* start *
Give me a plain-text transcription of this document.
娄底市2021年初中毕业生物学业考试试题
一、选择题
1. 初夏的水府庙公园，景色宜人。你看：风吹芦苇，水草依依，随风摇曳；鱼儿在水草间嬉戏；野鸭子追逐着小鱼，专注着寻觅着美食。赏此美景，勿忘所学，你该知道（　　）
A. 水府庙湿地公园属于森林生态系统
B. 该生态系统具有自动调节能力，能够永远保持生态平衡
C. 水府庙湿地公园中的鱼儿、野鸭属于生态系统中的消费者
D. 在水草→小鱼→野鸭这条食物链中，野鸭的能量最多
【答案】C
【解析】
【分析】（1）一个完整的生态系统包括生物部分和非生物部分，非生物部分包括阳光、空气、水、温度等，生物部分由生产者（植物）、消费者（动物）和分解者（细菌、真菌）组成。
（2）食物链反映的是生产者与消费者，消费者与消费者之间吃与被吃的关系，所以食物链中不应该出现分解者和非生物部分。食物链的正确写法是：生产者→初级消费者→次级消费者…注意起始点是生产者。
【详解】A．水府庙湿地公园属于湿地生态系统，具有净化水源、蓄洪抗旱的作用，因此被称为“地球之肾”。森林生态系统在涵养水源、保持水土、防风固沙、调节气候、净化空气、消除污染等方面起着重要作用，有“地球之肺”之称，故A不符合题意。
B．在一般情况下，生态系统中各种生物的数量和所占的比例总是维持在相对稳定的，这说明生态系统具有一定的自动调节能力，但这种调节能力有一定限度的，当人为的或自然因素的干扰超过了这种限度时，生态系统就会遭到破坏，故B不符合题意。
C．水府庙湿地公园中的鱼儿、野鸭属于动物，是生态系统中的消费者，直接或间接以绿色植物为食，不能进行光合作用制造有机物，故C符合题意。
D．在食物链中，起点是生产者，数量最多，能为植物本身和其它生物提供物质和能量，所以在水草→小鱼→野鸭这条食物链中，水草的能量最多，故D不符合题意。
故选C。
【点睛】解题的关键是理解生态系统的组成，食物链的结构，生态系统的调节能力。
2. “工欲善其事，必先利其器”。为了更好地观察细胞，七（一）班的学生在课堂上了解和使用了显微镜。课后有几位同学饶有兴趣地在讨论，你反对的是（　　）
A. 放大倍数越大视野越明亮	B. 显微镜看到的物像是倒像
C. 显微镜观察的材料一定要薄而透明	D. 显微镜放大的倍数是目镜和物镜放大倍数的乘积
* end *
What is needed:
Give all of the entries again, word for word.

Response:
Give me a plain-text transcription of this document.
娄底市2021年初中毕业生物学业考试试题
一、选择题
1. 初夏的水府庙公园，景色宜人。你看：风吹芦苇，水草依依，随风摇曳；鱼儿在水草间嬉戏；野鸭子追逐着小鱼，专注着寻觅着美食。赏此美景，勿忘所学，你该知道（　　）
A. 水府庙湿地公园属于森林生态系统
B. 该生态系统具有自动调节能力，能够永远保持生态平衡
C. 水府庙湿地公园中的鱼儿、野鸭属于生态系统中的消费者
D. 在水草→小鱼→野鸭这条食物链中，野鸭的能量最多
【答案】C
【解析】
【分析】（1）一个完整的生态系统包括生物部分和非生物部分，非生物部分包括阳光、空气、水、温度等，生物部分由生产者（植物）、消费者（动物）和分解者（细菌、真菌）组成。
（2）食物链反映的是生产者与消费者，消费者与消费者之间吃与被吃的关系，所以食物链中不应该出现分解者和非生物部分。食物链的正确写法是：生产者→初级消费者→次级消费者…注意起始点是生产者。
【详解】A．水府庙湿地公园属于湿地生态系统，具有净化水源、蓄洪抗旱的作用，因此被称为“地球之肾”。森林生态系统在涵养水源、保持水土、防风固沙、调节气候、净化空气、消除污染等方面起着重要作用，有“地球之肺”之称，故A不符合题意。
B．在一般情况下，生态系统中各种生物的数量和所占的比例总是维持在相对稳定的，这说明生态系统具有一定的自动调节能力，但这种调节能力有一定限度的，当人为的或自然因素的干扰超过了这种限度时，生态系统就会遭到破坏，故B不符合题意。
C．水府庙湿地公园中的鱼儿、野鸭属于动物，是生态系统中的消费者，直接或间接以绿色植物为食，不能进行光合作用制造有机物，故C符合题意。
D．在食物链中，起点是生产者，数量最多，能为植物本身和其它生物提供物质和能量，所以在水草→小鱼→野鸭这条食物链中，水草的能量最多，故D不符合题意。
故选C。
【点睛】解题的关键是理解生态系统的组成，食物链的结构，生态系统的调节能力。
2. “工欲善其事，必先利其器”。为了更好地观察细胞，七（一）班的学生在课堂上了解和使用了显微镜。课后有几位同学饶有兴趣地在讨论，你反对的是（　　）
A. 放大倍数越大视野越明亮	B. 显微镜看到的物像是倒像
C. 显微镜观察的材料一定要薄而透明	D. 显微镜放大的倍数是目镜和物镜放大倍数的乘积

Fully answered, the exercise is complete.